Instructions to follow → What follows is a block of records; restate each one word for word.

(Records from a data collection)
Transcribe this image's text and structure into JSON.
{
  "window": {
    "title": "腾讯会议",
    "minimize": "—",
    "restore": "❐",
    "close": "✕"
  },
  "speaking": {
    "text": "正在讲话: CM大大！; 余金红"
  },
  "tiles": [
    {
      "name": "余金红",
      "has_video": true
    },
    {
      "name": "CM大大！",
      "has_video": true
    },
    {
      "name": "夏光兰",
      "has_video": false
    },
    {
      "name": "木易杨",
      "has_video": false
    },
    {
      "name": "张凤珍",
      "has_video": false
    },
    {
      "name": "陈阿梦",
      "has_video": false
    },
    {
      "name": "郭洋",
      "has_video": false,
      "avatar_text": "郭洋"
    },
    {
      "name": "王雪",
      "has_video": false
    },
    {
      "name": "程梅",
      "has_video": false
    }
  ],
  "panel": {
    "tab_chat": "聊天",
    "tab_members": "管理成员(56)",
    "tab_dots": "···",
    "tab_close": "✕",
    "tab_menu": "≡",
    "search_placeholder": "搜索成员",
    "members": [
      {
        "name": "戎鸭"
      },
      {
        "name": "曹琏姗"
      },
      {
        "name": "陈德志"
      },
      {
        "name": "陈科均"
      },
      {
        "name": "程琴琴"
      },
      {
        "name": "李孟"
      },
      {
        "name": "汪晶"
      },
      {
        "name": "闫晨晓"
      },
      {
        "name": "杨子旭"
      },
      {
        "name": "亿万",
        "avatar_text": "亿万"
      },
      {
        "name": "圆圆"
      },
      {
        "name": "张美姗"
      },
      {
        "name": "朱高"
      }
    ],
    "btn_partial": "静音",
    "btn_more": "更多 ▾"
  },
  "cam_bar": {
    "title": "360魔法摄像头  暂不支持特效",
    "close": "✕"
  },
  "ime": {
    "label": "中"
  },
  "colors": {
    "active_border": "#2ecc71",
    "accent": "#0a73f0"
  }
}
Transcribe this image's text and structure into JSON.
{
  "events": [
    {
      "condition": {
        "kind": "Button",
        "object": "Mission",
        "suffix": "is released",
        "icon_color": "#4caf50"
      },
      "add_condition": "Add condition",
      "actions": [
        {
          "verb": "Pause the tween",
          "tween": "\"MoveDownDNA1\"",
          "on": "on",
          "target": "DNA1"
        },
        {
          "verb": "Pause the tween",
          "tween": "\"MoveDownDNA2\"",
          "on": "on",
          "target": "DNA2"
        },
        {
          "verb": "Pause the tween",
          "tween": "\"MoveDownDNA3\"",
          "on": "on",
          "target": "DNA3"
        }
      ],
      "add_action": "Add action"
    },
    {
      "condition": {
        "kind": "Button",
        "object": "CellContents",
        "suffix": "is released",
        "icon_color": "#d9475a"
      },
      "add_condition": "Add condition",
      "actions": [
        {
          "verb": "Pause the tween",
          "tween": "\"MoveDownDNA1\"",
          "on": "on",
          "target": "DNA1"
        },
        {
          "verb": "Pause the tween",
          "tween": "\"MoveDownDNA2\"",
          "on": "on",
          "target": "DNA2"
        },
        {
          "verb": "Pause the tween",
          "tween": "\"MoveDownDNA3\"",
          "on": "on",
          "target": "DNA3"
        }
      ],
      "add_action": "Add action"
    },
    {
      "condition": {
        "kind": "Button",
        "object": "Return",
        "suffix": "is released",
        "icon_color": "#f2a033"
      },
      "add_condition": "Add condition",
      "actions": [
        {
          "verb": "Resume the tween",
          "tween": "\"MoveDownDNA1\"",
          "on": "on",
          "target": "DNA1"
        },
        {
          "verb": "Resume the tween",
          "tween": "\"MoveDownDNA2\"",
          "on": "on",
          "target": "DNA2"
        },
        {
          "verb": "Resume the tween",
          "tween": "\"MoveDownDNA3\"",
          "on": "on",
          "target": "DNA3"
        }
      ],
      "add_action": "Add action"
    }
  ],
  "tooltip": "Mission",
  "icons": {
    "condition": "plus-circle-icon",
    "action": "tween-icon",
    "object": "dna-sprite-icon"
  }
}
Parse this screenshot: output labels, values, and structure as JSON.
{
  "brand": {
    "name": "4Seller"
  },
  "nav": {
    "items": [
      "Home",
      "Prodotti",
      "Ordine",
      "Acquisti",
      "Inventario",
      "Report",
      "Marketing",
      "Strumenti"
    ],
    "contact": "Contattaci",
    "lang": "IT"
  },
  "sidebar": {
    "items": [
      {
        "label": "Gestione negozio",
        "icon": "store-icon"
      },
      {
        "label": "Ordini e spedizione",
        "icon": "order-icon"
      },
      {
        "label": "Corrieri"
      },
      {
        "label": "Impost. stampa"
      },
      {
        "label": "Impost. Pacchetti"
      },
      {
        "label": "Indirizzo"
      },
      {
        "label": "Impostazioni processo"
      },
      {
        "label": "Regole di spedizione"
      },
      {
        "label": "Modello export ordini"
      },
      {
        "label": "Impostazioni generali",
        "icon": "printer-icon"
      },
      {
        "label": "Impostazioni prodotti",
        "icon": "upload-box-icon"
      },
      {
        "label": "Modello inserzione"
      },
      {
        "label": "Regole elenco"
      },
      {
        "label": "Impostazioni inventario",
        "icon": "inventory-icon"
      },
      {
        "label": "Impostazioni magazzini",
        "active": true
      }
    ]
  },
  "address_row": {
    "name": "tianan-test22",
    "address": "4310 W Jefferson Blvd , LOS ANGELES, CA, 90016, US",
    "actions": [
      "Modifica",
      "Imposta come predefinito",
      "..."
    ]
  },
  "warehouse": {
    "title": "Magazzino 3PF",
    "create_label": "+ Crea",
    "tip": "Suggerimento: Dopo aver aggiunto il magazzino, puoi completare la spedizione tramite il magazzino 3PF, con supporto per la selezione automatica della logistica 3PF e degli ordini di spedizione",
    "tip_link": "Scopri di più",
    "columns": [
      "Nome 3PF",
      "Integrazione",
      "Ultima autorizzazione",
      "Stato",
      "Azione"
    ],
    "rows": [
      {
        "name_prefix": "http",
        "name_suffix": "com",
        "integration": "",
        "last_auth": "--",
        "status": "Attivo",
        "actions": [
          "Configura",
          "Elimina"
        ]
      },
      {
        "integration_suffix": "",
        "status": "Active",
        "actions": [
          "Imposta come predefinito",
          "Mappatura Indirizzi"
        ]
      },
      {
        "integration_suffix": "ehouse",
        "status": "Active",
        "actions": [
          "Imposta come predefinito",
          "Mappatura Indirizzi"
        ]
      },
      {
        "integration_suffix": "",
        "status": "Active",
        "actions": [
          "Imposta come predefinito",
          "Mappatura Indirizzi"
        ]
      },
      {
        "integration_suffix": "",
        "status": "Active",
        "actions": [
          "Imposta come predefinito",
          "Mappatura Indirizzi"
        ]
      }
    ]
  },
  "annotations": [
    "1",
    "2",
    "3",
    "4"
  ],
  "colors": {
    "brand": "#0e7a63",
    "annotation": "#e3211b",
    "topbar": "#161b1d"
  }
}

Solution to this task →
Transcribe this image's text and structure into JSON.
{
  "window": {
    "title": "腾讯会议",
    "minimize": "—",
    "restore": "❐",
    "close": "✕"
  },
  "speaking": {
    "text": "正在讲话: CM大大！; 余金红"
  },
  "tiles": [
    {
      "name": "余金红",
      "has_video": true
    },
    {
      "name": "CM大大！",
      "has_video": true
    },
    {
      "name": "夏光兰",
      "has_video": false
    },
    {
      "name": "木易杨",
      "has_video": false
    },
    {
      "name": "张凤珍",
      "has_video": false
    },
    {
      "name": "陈阿梦",
      "has_video": false
    },
    {
      "name": "郭洋",
      "has_video": false,
      "avatar_text": "郭洋"
    },
    {
      "name": "王雪",
      "has_video": false
    },
    {
      "name": "程梅",
      "has_video": false
    }
  ],
  "panel": {
    "tab_chat": "聊天",
    "tab_members": "管理成员(56)",
    "tab_dots": "···",
    "tab_close": "✕",
    "tab_menu": "≡",
    "search_placeholder": "搜索成员",
    "members": [
      {
        "name": "戎鸭"
      },
      {
        "name": "曹琏姗"
      },
      {
        "name": "陈德志"
      },
      {
        "name": "陈科均"
      },
      {
        "name": "程琴琴"
      },
      {
        "name": "李孟"
      },
      {
        "name": "汪晶"
      },
      {
        "name": "闫晨晓"
      },
      {
        "name": "杨子旭"
      },
      {
        "name": "亿万",
        "avatar_text": "亿万"
      },
      {
        "name": "圆圆"
      },
      {
        "name": "张美姗"
      },
      {
        "name": "朱高"
      }
    ],
    "btn_partial": "静音",
    "btn_more": "更多 ▾"
  },
  "cam_bar": {
    "title": "360魔法摄像头  暂不支持特效",
    "close": "✕"
  },
  "ime": {
    "label": "中"
  },
  "colors": {
    "active_border": "#2ecc71",
    "accent": "#0a73f0"
  }
}
Transcribe this image's text and structure into JSON.
{
  "events": [
    {
      "condition": {
        "kind": "Button",
        "object": "Mission",
        "suffix": "is released",
        "icon_color": "#4caf50"
      },
      "add_condition": "Add condition",
      "actions": [
        {
          "verb": "Pause the tween",
          "tween": "\"MoveDownDNA1\"",
          "on": "on",
          "target": "DNA1"
        },
        {
          "verb": "Pause the tween",
          "tween": "\"MoveDownDNA2\"",
          "on": "on",
          "target": "DNA2"
        },
        {
          "verb": "Pause the tween",
          "tween": "\"MoveDownDNA3\"",
          "on": "on",
          "target": "DNA3"
        }
      ],
      "add_action": "Add action"
    },
    {
      "condition": {
        "kind": "Button",
        "object": "CellContents",
        "suffix": "is released",
        "icon_color": "#d9475a"
      },
      "add_condition": "Add condition",
      "actions": [
        {
          "verb": "Pause the tween",
          "tween": "\"MoveDownDNA1\"",
          "on": "on",
          "target": "DNA1"
        },
        {
          "verb": "Pause the tween",
          "tween": "\"MoveDownDNA2\"",
          "on": "on",
          "target": "DNA2"
        },
        {
          "verb": "Pause the tween",
          "tween": "\"MoveDownDNA3\"",
          "on": "on",
          "target": "DNA3"
        }
      ],
      "add_action": "Add action"
    },
    {
      "condition": {
        "kind": "Button",
        "object": "Return",
        "suffix": "is released",
        "icon_color": "#f2a033"
      },
      "add_condition": "Add condition",
      "actions": [
        {
          "verb": "Resume the tween",
          "tween": "\"MoveDownDNA1\"",
          "on": "on",
          "target": "DNA1"
        },
        {
          "verb": "Resume the tween",
          "tween": "\"MoveDownDNA2\"",
          "on": "on",
          "target": "DNA2"
        },
        {
          "verb": "Resume the tween",
          "tween": "\"MoveDownDNA3\"",
          "on": "on",
          "target": "DNA3"
        }
      ],
      "add_action": "Add action"
    }
  ],
  "tooltip": "Mission",
  "icons": {
    "condition": "plus-circle-icon",
    "action": "tween-icon",
    "object": "dna-sprite-icon"
  }
}
Parse this screenshot: output labels, values, and structure as JSON.
{
  "brand": {
    "name": "4Seller"
  },
  "nav": {
    "items": [
      "Home",
      "Prodotti",
      "Ordine",
      "Acquisti",
      "Inventario",
      "Report",
      "Marketing",
      "Strumenti"
    ],
    "contact": "Contattaci",
    "lang": "IT"
  },
  "sidebar": {
    "items": [
      {
        "label": "Gestione negozio",
        "icon": "store-icon"
      },
      {
        "label": "Ordini e spedizione",
        "icon": "order-icon"
      },
      {
        "label": "Corrieri"
      },
      {
        "label": "Impost. stampa"
      },
      {
        "label": "Impost. Pacchetti"
      },
      {
        "label": "Indirizzo"
      },
      {
        "label": "Impostazioni processo"
      },
      {
        "label": "Regole di spedizione"
      },
      {
        "label": "Modello export ordini"
      },
      {
        "label": "Impostazioni generali",
        "icon": "printer-icon"
      },
      {
        "label": "Impostazioni prodotti",
        "icon": "upload-box-icon"
      },
      {
        "label": "Modello inserzione"
      },
      {
        "label": "Regole elenco"
      },
      {
        "label": "Impostazioni inventario",
        "icon": "inventory-icon"
      },
      {
        "label": "Impostazioni magazzini",
        "active": true
      }
    ]
  },
  "address_row": {
    "name": "tianan-test22",
    "address": "4310 W Jefferson Blvd , LOS ANGELES, CA, 90016, US",
    "actions": [
      "Modifica",
      "Imposta come predefinito",
      "..."
    ]
  },
  "warehouse": {
    "title": "Magazzino 3PF",
    "create_label": "+ Crea",
    "tip": "Suggerimento: Dopo aver aggiunto il magazzino, puoi completare la spedizione tramite il magazzino 3PF, con supporto per la selezione automatica della logistica 3PF e degli ordini di spedizione",
    "tip_link": "Scopri di più",
    "columns": [
      "Nome 3PF",
      "Integrazione",
      "Ultima autorizzazione",
      "Stato",
      "Azione"
    ],
    "rows": [
      {
        "name_prefix": "http",
        "name_suffix": "com",
        "integration": "",
        "last_auth": "--",
        "status": "Attivo",
        "actions": [
          "Configura",
          "Elimina"
        ]
      },
      {
        "integration_suffix": "",
        "status": "Active",
        "actions": [
          "Imposta come predefinito",
          "Mappatura Indirizzi"
        ]
      },
      {
        "integration_suffix": "ehouse",
        "status": "Active",
        "actions": [
          "Imposta come predefinito",
          "Mappatura Indirizzi"
        ]
      },
      {
        "integration_suffix": "",
        "status": "Active",
        "actions": [
          "Imposta come predefinito",
          "Mappatura Indirizzi"
        ]
      },
      {
        "integration_suffix": "",
        "status": "Active",
        "actions": [
          "Imposta come predefinito",
          "Mappatura Indirizzi"
        ]
      }
    ]
  },
  "annotations": [
    "1",
    "2",
    "3",
    "4"
  ],
  "colors": {
    "brand": "#0e7a63",
    "annotation": "#e3211b",
    "topbar": "#161b1d"
  }
}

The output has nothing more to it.